A run of records
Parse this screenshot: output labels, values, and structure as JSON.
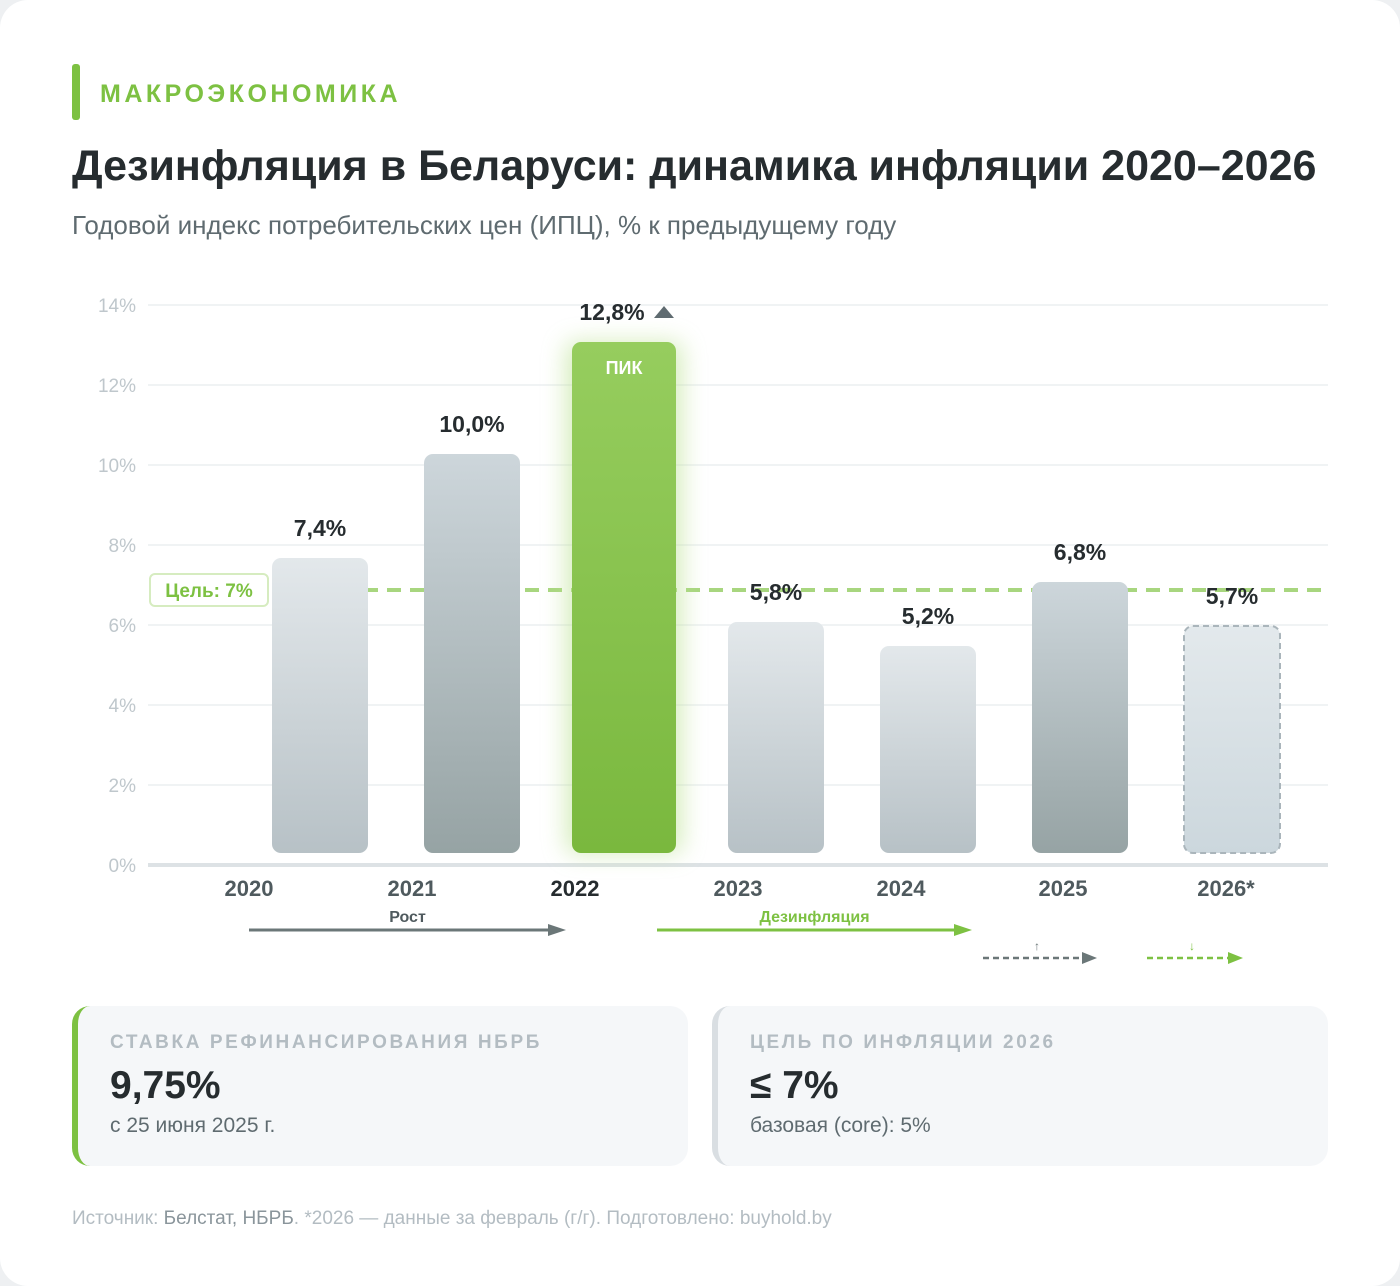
{
  "header": {
    "kicker": "МАКРОЭКОНОМИКА",
    "title": "Дезинфляция в Беларуси: динамика инфляции 2020–2026",
    "subtitle": "Годовой индекс потребительских цен (ИПЦ), % к предыдущему году"
  },
  "chart_data": {
    "type": "bar",
    "categories": [
      "2020",
      "2021",
      "2022",
      "2023",
      "2024",
      "2025",
      "2026*"
    ],
    "values": [
      7.4,
      10.0,
      12.8,
      5.8,
      5.2,
      6.8,
      5.7
    ],
    "value_labels": [
      "7,4%",
      "10,0%",
      "12,8%",
      "5,8%",
      "5,2%",
      "6,8%",
      "5,7%"
    ],
    "ylim": [
      0,
      14
    ],
    "yticks": [
      "0%",
      "2%",
      "4%",
      "6%",
      "8%",
      "10%",
      "12%",
      "14%"
    ],
    "grid": true,
    "highlight": {
      "category": "2022",
      "label": "ПИК",
      "color": "#7dc142"
    },
    "target": {
      "value": 7,
      "label": "Цель: 7%",
      "color": "#a8d67f"
    },
    "phases": [
      {
        "label": "Рост",
        "color": "#6b7778"
      },
      {
        "label": "Дезинфляция",
        "color": "#7dc142"
      }
    ],
    "trend_marks": [
      {
        "symbol": "↑",
        "color": "#6b7778"
      },
      {
        "symbol": "↓",
        "color": "#7dc142"
      }
    ],
    "colors": {
      "bar": "#b8c3c8",
      "bar_dark": "#97a4a6",
      "forecast": "#d7e0e5"
    }
  },
  "stats": [
    {
      "label": "СТАВКА РЕФИНАНСИРОВАНИЯ НБРБ",
      "value": "9,75%",
      "sub": "с 25 июня 2025 г."
    },
    {
      "label": "ЦЕЛЬ ПО ИНФЛЯЦИИ 2026",
      "value": "≤ 7%",
      "sub": "базовая (core): 5%"
    }
  ],
  "footer": {
    "prefix": "Источник: ",
    "source": "Белстат, НБРБ",
    "rest": ". *2026 — данные за февраль (г/г). Подготовлено: buyhold.by"
  }
}
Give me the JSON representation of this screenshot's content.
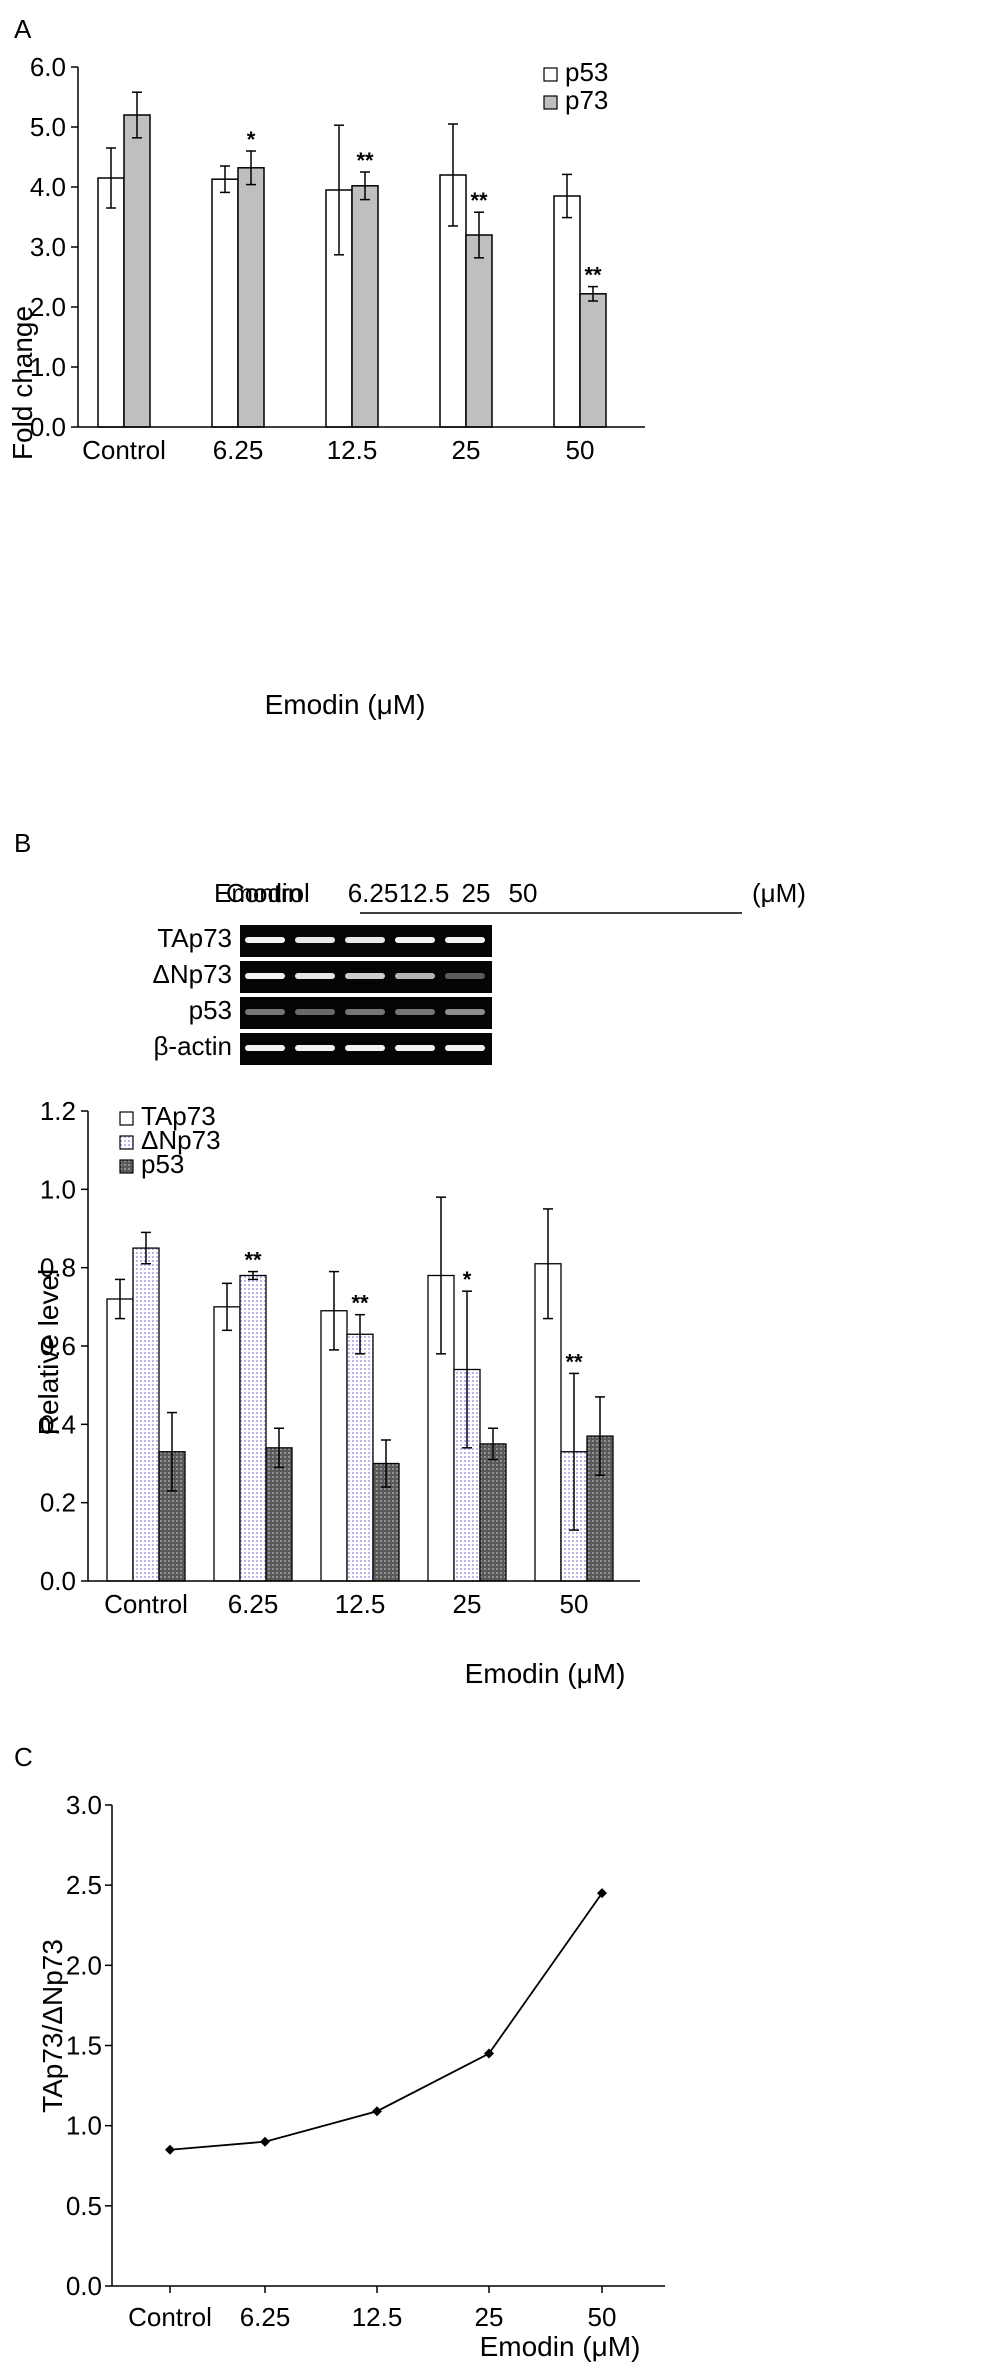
{
  "chart_data": [
    {
      "panel": "A",
      "type": "bar",
      "categories": [
        "Control",
        "6.25",
        "12.5",
        "25",
        "50"
      ],
      "xlabel": "Emodin (μM)",
      "ylabel": "Fold change",
      "ylim": [
        0,
        6
      ],
      "yticks": [
        "0.0",
        "1.0",
        "2.0",
        "3.0",
        "4.0",
        "5.0",
        "6.0"
      ],
      "legend_position": "top-right",
      "series": [
        {
          "name": "p53",
          "color": "#ffffff",
          "values": [
            4.15,
            4.13,
            3.95,
            4.2,
            3.85
          ],
          "errors": [
            0.5,
            0.22,
            1.08,
            0.85,
            0.36
          ],
          "significance": [
            "",
            "",
            "",
            "",
            ""
          ]
        },
        {
          "name": "p73",
          "color": "#bfbfbf",
          "values": [
            5.2,
            4.32,
            4.02,
            3.2,
            2.22
          ],
          "errors": [
            0.38,
            0.28,
            0.23,
            0.38,
            0.12
          ],
          "significance": [
            "",
            "*",
            "**",
            "**",
            "**"
          ]
        }
      ]
    },
    {
      "panel": "B",
      "type": "bar",
      "gel": {
        "header_label": "Emodin",
        "lanes": [
          "Control",
          "6.25",
          "12.5",
          "25",
          "50"
        ],
        "unit": "(μM)",
        "rows": [
          "TAp73",
          "ΔNp73",
          "p53",
          "β-actin"
        ]
      },
      "categories": [
        "Control",
        "6.25",
        "12.5",
        "25",
        "50"
      ],
      "xlabel": "Emodin (μM)",
      "ylabel": "Relative level",
      "ylim": [
        0,
        1.2
      ],
      "yticks": [
        "0.0",
        "0.2",
        "0.4",
        "0.6",
        "0.8",
        "1.0",
        "1.2"
      ],
      "legend_position": "top-left",
      "series": [
        {
          "name": "TAp73",
          "color": "#ffffff",
          "values": [
            0.72,
            0.7,
            0.69,
            0.78,
            0.81
          ],
          "errors": [
            0.05,
            0.06,
            0.1,
            0.2,
            0.14
          ],
          "significance": [
            "",
            "",
            "",
            "",
            ""
          ]
        },
        {
          "name": "ΔNp73",
          "color": "#c8c8f0",
          "values": [
            0.85,
            0.78,
            0.63,
            0.54,
            0.33
          ],
          "errors": [
            0.04,
            0.01,
            0.05,
            0.2,
            0.2
          ],
          "significance": [
            "",
            "**",
            "**",
            "*",
            "**"
          ]
        },
        {
          "name": "p53",
          "color": "#707070",
          "values": [
            0.33,
            0.34,
            0.3,
            0.35,
            0.37
          ],
          "errors": [
            0.1,
            0.05,
            0.06,
            0.04,
            0.1
          ],
          "significance": [
            "",
            "",
            "",
            "",
            ""
          ]
        }
      ]
    },
    {
      "panel": "C",
      "type": "line",
      "categories": [
        "Control",
        "6.25",
        "12.5",
        "25",
        "50"
      ],
      "xlabel": "Emodin (μM)",
      "ylabel": "TAp73/ΔNp73",
      "ylim": [
        0,
        3
      ],
      "yticks": [
        "0.0",
        "0.5",
        "1.0",
        "1.5",
        "2.0",
        "2.5",
        "3.0"
      ],
      "series": [
        {
          "name": "",
          "color": "#000000",
          "values": [
            0.85,
            0.9,
            1.09,
            1.45,
            2.45
          ]
        }
      ]
    }
  ]
}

- _Aim of the exercise_
Copy out all the entries exactly. Images stay out of the copy.

- _The result_
Parse this screenshot: output labels, values, and structure as JSON.
{
  "header": {
    "kicker": "МАКРОЭКОНОМИКА",
    "title": "Дезинфляция в Беларуси: динамика инфляции 2020–2026",
    "subtitle": "Годовой индекс потребительских цен (ИПЦ), % к предыдущему году"
  },
  "chart_data": {
    "type": "bar",
    "categories": [
      "2020",
      "2021",
      "2022",
      "2023",
      "2024",
      "2025",
      "2026*"
    ],
    "values": [
      7.4,
      10.0,
      12.8,
      5.8,
      5.2,
      6.8,
      5.7
    ],
    "value_labels": [
      "7,4%",
      "10,0%",
      "12,8%",
      "5,8%",
      "5,2%",
      "6,8%",
      "5,7%"
    ],
    "ylim": [
      0,
      14
    ],
    "yticks": [
      "0%",
      "2%",
      "4%",
      "6%",
      "8%",
      "10%",
      "12%",
      "14%"
    ],
    "grid": true,
    "highlight": {
      "category": "2022",
      "label": "ПИК",
      "color": "#7dc142"
    },
    "target": {
      "value": 7,
      "label": "Цель: 7%",
      "color": "#a8d67f"
    },
    "phases": [
      {
        "label": "Рост",
        "color": "#6b7778"
      },
      {
        "label": "Дезинфляция",
        "color": "#7dc142"
      }
    ],
    "trend_marks": [
      {
        "symbol": "↑",
        "color": "#6b7778"
      },
      {
        "symbol": "↓",
        "color": "#7dc142"
      }
    ],
    "colors": {
      "bar": "#b8c3c8",
      "bar_dark": "#97a4a6",
      "forecast": "#d7e0e5"
    }
  },
  "stats": [
    {
      "label": "СТАВКА РЕФИНАНСИРОВАНИЯ НБРБ",
      "value": "9,75%",
      "sub": "с 25 июня 2025 г."
    },
    {
      "label": "ЦЕЛЬ ПО ИНФЛЯЦИИ 2026",
      "value": "≤ 7%",
      "sub": "базовая (core): 5%"
    }
  ],
  "footer": {
    "prefix": "Источник: ",
    "source": "Белстат, НБРБ",
    "rest": ". *2026 — данные за февраль (г/г). Подготовлено: buyhold.by"
  }
}
Give me the JSON representation of this screenshot's content.
{
  "chart_data": [
    {
      "panel": "A",
      "type": "bar",
      "categories": [
        "Control",
        "6.25",
        "12.5",
        "25",
        "50"
      ],
      "xlabel": "Emodin (μM)",
      "ylabel": "Fold change",
      "ylim": [
        0,
        6
      ],
      "yticks": [
        "0.0",
        "1.0",
        "2.0",
        "3.0",
        "4.0",
        "5.0",
        "6.0"
      ],
      "legend_position": "top-right",
      "series": [
        {
          "name": "p53",
          "color": "#ffffff",
          "values": [
            4.15,
            4.13,
            3.95,
            4.2,
            3.85
          ],
          "errors": [
            0.5,
            0.22,
            1.08,
            0.85,
            0.36
          ],
          "significance": [
            "",
            "",
            "",
            "",
            ""
          ]
        },
        {
          "name": "p73",
          "color": "#bfbfbf",
          "values": [
            5.2,
            4.32,
            4.02,
            3.2,
            2.22
          ],
          "errors": [
            0.38,
            0.28,
            0.23,
            0.38,
            0.12
          ],
          "significance": [
            "",
            "*",
            "**",
            "**",
            "**"
          ]
        }
      ]
    },
    {
      "panel": "B",
      "type": "bar",
      "gel": {
        "header_label": "Emodin",
        "lanes": [
          "Control",
          "6.25",
          "12.5",
          "25",
          "50"
        ],
        "unit": "(μM)",
        "rows": [
          "TAp73",
          "ΔNp73",
          "p53",
          "β-actin"
        ]
      },
      "categories": [
        "Control",
        "6.25",
        "12.5",
        "25",
        "50"
      ],
      "xlabel": "Emodin (μM)",
      "ylabel": "Relative level",
      "ylim": [
        0,
        1.2
      ],
      "yticks": [
        "0.0",
        "0.2",
        "0.4",
        "0.6",
        "0.8",
        "1.0",
        "1.2"
      ],
      "legend_position": "top-left",
      "series": [
        {
          "name": "TAp73",
          "color": "#ffffff",
          "values": [
            0.72,
            0.7,
            0.69,
            0.78,
            0.81
          ],
          "errors": [
            0.05,
            0.06,
            0.1,
            0.2,
            0.14
          ],
          "significance": [
            "",
            "",
            "",
            "",
            ""
          ]
        },
        {
          "name": "ΔNp73",
          "color": "#c8c8f0",
          "values": [
            0.85,
            0.78,
            0.63,
            0.54,
            0.33
          ],
          "errors": [
            0.04,
            0.01,
            0.05,
            0.2,
            0.2
          ],
          "significance": [
            "",
            "**",
            "**",
            "*",
            "**"
          ]
        },
        {
          "name": "p53",
          "color": "#707070",
          "values": [
            0.33,
            0.34,
            0.3,
            0.35,
            0.37
          ],
          "errors": [
            0.1,
            0.05,
            0.06,
            0.04,
            0.1
          ],
          "significance": [
            "",
            "",
            "",
            "",
            ""
          ]
        }
      ]
    },
    {
      "panel": "C",
      "type": "line",
      "categories": [
        "Control",
        "6.25",
        "12.5",
        "25",
        "50"
      ],
      "xlabel": "Emodin (μM)",
      "ylabel": "TAp73/ΔNp73",
      "ylim": [
        0,
        3
      ],
      "yticks": [
        "0.0",
        "0.5",
        "1.0",
        "1.5",
        "2.0",
        "2.5",
        "3.0"
      ],
      "series": [
        {
          "name": "",
          "color": "#000000",
          "values": [
            0.85,
            0.9,
            1.09,
            1.45,
            2.45
          ]
        }
      ]
    }
  ]
}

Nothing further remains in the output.